-- start of DATASET EXCERPTS --

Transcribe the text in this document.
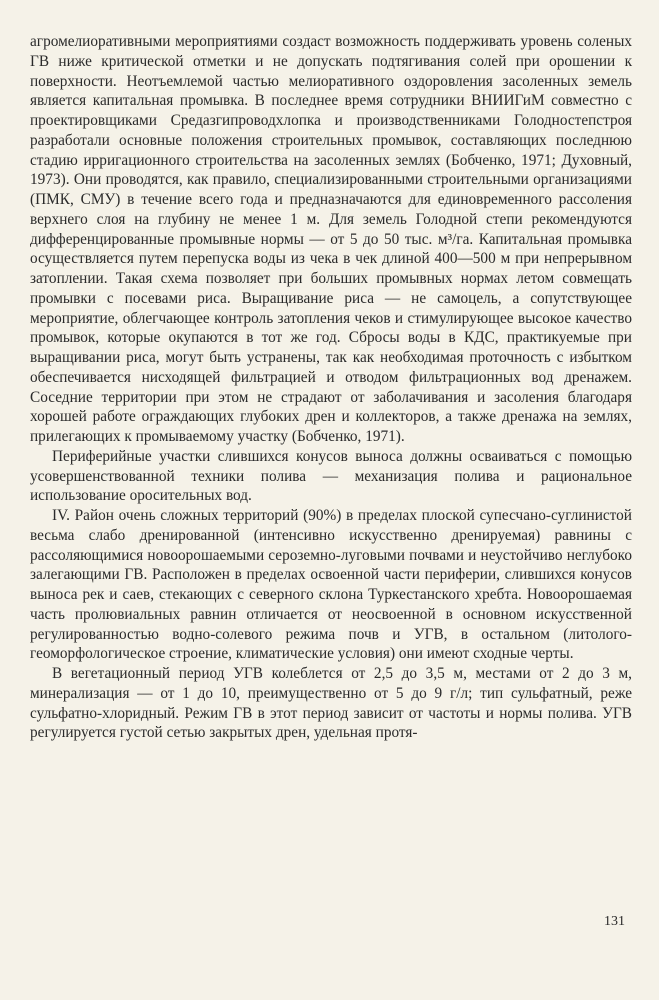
агромелиоративными мероприятиями создаст возможность поддерживать уровень соленых ГВ ниже критической отметки и не допускать подтягивания солей при орошении к поверхности. Неотъемлемой частью мелиоративного оздоровления засоленных земель является капитальная промывка. В последнее время сотрудники ВНИИГиМ совместно с проектировщиками Средазгипроводхлопка и производственниками Голодностепстроя разработали основные положения строительных промывок, составляющих последнюю стадию ирригационного строительства на засоленных землях (Бобченко, 1971; Духовный, 1973). Они проводятся, как правило, специализированными строительными организациями (ПМК, СМУ) в течение всего года и предназначаются для единовременного рассоления верхнего слоя на глубину не менее 1 м. Для земель Голодной степи рекомендуются дифференцированные промывные нормы — от 5 до 50 тыс. м³/га. Капитальная промывка осуществляется путем перепуска воды из чека в чек длиной 400—500 м при непрерывном затоплении. Такая схема позволяет при больших промывных нормах летом совмещать промывки с посевами риса. Выращивание риса — не самоцель, а сопутствующее мероприятие, облегчающее контроль затопления чеков и стимулирующее высокое качество промывок, которые окупаются в тот же год. Сбросы воды в КДС, практикуемые при выращивании риса, могут быть устранены, так как необходимая проточность с избытком обеспечивается нисходящей фильтрацией и отводом фильтрационных вод дренажем. Соседние территории при этом не страдают от заболачивания и засоления благодаря хорошей работе ограждающих глубоких дрен и коллекторов, а также дренажа на землях, прилегающих к промываемому участку (Бобченко, 1971).

Периферийные участки слившихся конусов выноса должны осваиваться с помощью усовершенствованной техники полива — механизация полива и рациональное использование оросительных вод.

IV. Район очень сложных территорий (90%) в пределах плоской супесчано-суглинистой весьма слабо дренированной (интенсивно искусственно дренируемая) равнины с рассоляющимися новоорошаемыми сероземно-луговыми почвами и неустойчиво неглубоко залегающими ГВ. Расположен в пределах освоенной части периферии, слившихся конусов выноса рек и саев, стекающих с северного склона Туркестанского хребта. Новоорошаемая часть пролювиальных равнин отличается от неосвоенной в основном искусственной регулированностью водно-солевого режима почв и УГВ, в остальном (литолого-геоморфологическое строение, климатические условия) они имеют сходные черты.

В вегетационный период УГВ колеблется от 2,5 до 3,5 м, местами от 2 до 3 м, минерализация — от 1 до 10, преимущественно от 5 до 9 г/л; тип сульфатный, реже сульфатно-хлоридный. Режим ГВ в этот период зависит от частоты и нормы полива. УГВ регулируется густой сетью закрытых дрен, удельная протя-

131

-- end of DATASET EXCERPTS --

TASK OBJECTIVE: Reproduce the records, all of them, word for word; omit the pictures.

EXERCISE OUTPUT:
Transcribe the text in this document.
агромелиоративными мероприятиями создаст возможность поддерживать уровень соленых ГВ ниже критической отметки и не допускать подтягивания солей при орошении к поверхности. Неотъемлемой частью мелиоративного оздоровления засоленных земель является капитальная промывка. В последнее время сотрудники ВНИИГиМ совместно с проектировщиками Средазгипроводхлопка и производственниками Голодностепстроя разработали основные положения строительных промывок, составляющих последнюю стадию ирригационного строительства на засоленных землях (Бобченко, 1971; Духовный, 1973). Они проводятся, как правило, специализированными строительными организациями (ПМК, СМУ) в течение всего года и предназначаются для единовременного рассоления верхнего слоя на глубину не менее 1 м. Для земель Голодной степи рекомендуются дифференцированные промывные нормы — от 5 до 50 тыс. м³/га. Капитальная промывка осуществляется путем перепуска воды из чека в чек длиной 400—500 м при непрерывном затоплении. Такая схема позволяет при больших промывных нормах летом совмещать промывки с посевами риса. Выращивание риса — не самоцель, а сопутствующее мероприятие, облегчающее контроль затопления чеков и стимулирующее высокое качество промывок, которые окупаются в тот же год. Сбросы воды в КДС, практикуемые при выращивании риса, могут быть устранены, так как необходимая проточность с избытком обеспечивается нисходящей фильтрацией и отводом фильтрационных вод дренажем. Соседние территории при этом не страдают от заболачивания и засоления благодаря хорошей работе ограждающих глубоких дрен и коллекторов, а также дренажа на землях, прилегающих к промываемому участку (Бобченко, 1971).

Периферийные участки слившихся конусов выноса должны осваиваться с помощью усовершенствованной техники полива — механизация полива и рациональное использование оросительных вод.

IV. Район очень сложных территорий (90%) в пределах плоской супесчано-суглинистой весьма слабо дренированной (интенсивно искусственно дренируемая) равнины с рассоляющимися новоорошаемыми сероземно-луговыми почвами и неустойчиво неглубоко залегающими ГВ. Расположен в пределах освоенной части периферии, слившихся конусов выноса рек и саев, стекающих с северного склона Туркестанского хребта. Новоорошаемая часть пролювиальных равнин отличается от неосвоенной в основном искусственной регулированностью водно-солевого режима почв и УГВ, в остальном (литолого-геоморфологическое строение, климатические условия) они имеют сходные черты.

В вегетационный период УГВ колеблется от 2,5 до 3,5 м, местами от 2 до 3 м, минерализация — от 1 до 10, преимущественно от 5 до 9 г/л; тип сульфатный, реже сульфатно-хлоридный. Режим ГВ в этот период зависит от частоты и нормы полива. УГВ регулируется густой сетью закрытых дрен, удельная протя-

131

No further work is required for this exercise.